(Records from a collection)
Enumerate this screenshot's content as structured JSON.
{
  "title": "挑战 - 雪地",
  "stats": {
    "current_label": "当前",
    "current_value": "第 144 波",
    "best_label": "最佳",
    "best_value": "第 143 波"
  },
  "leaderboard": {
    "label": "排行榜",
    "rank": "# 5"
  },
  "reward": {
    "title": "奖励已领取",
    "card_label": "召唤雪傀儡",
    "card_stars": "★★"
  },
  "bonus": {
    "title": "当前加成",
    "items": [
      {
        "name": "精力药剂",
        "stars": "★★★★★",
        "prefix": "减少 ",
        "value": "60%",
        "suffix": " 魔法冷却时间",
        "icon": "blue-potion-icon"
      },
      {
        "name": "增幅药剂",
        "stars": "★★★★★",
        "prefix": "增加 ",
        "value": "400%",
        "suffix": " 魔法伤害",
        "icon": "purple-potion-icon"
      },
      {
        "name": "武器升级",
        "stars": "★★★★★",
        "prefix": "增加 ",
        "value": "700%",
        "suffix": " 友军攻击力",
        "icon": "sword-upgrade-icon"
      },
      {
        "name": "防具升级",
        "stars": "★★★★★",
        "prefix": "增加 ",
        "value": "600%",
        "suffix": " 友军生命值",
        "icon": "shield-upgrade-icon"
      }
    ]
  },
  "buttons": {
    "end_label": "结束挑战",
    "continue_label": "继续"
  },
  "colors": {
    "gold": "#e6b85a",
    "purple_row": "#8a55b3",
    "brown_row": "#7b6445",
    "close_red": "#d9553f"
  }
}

* **Problem**: Pick out the lines above containing the word "icon", then copy them.

* **Expected output**:
        "icon": "blue-potion-icon"
        "icon": "purple-potion-icon"
        "icon": "sword-upgrade-icon"
        "icon": "shield-upgrade-icon"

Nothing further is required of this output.